Stated goal: Below is a block of records. Copy every line in it that contains the word "caret".

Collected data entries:
────────
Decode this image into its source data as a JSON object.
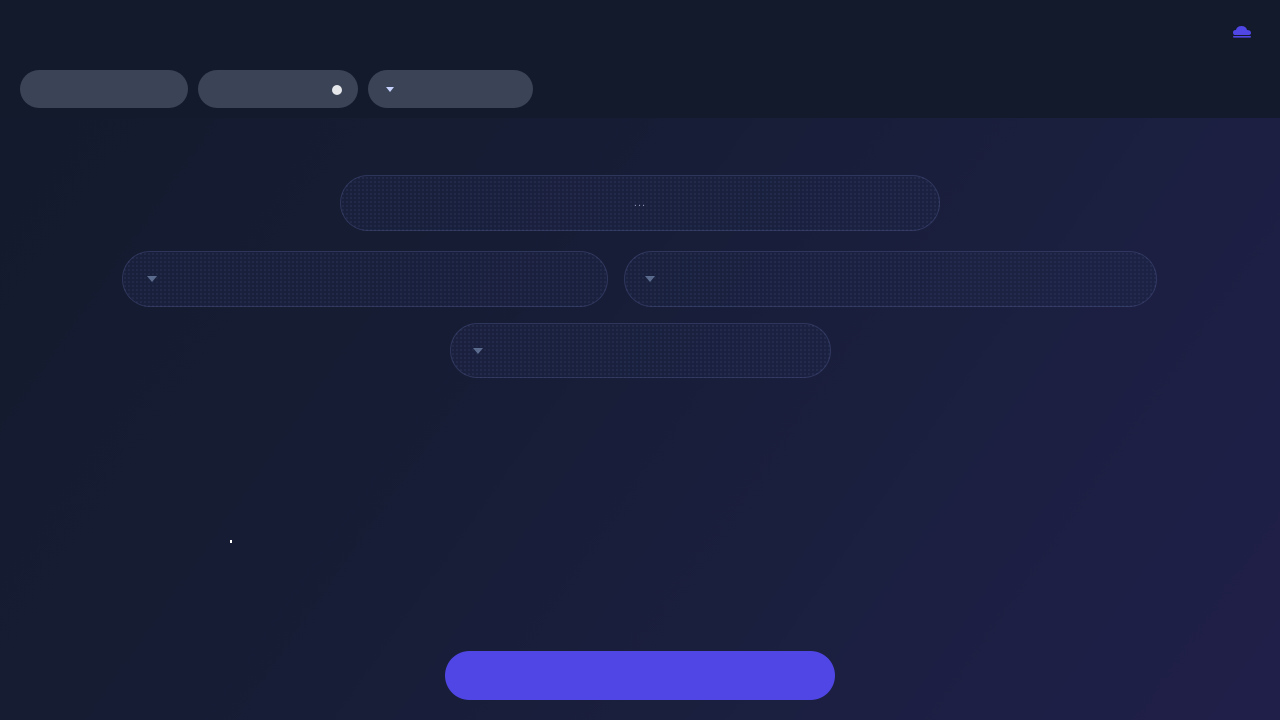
{
  "header": {
    "logo_icon": "cloud-logo-icon",
    "accent_color": "#4f46e5",
    "pill_1_label": "",
    "pill_2_label": "",
    "pill_2_toggle_state": "on",
    "pill_3_label": "",
    "pill_3_icon": "caret-down-icon"
  },
  "form": {
    "name_field_value": "...",
    "field_a_value": "",
    "field_a_icon": "caret-down-icon",
    "field_b_value": "",
    "field_b_icon": "caret-down-icon",
    "field_c_value": "",
    "field_c_icon": "caret-down-icon"
  },
  "actions": {
    "submit_label": ""
  }
}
────────
Reply to the exercise:
    "pill_3_icon": "caret-down-icon"
    "field_a_icon": "caret-down-icon",
    "field_b_icon": "caret-down-icon",
    "field_c_icon": "caret-down-icon"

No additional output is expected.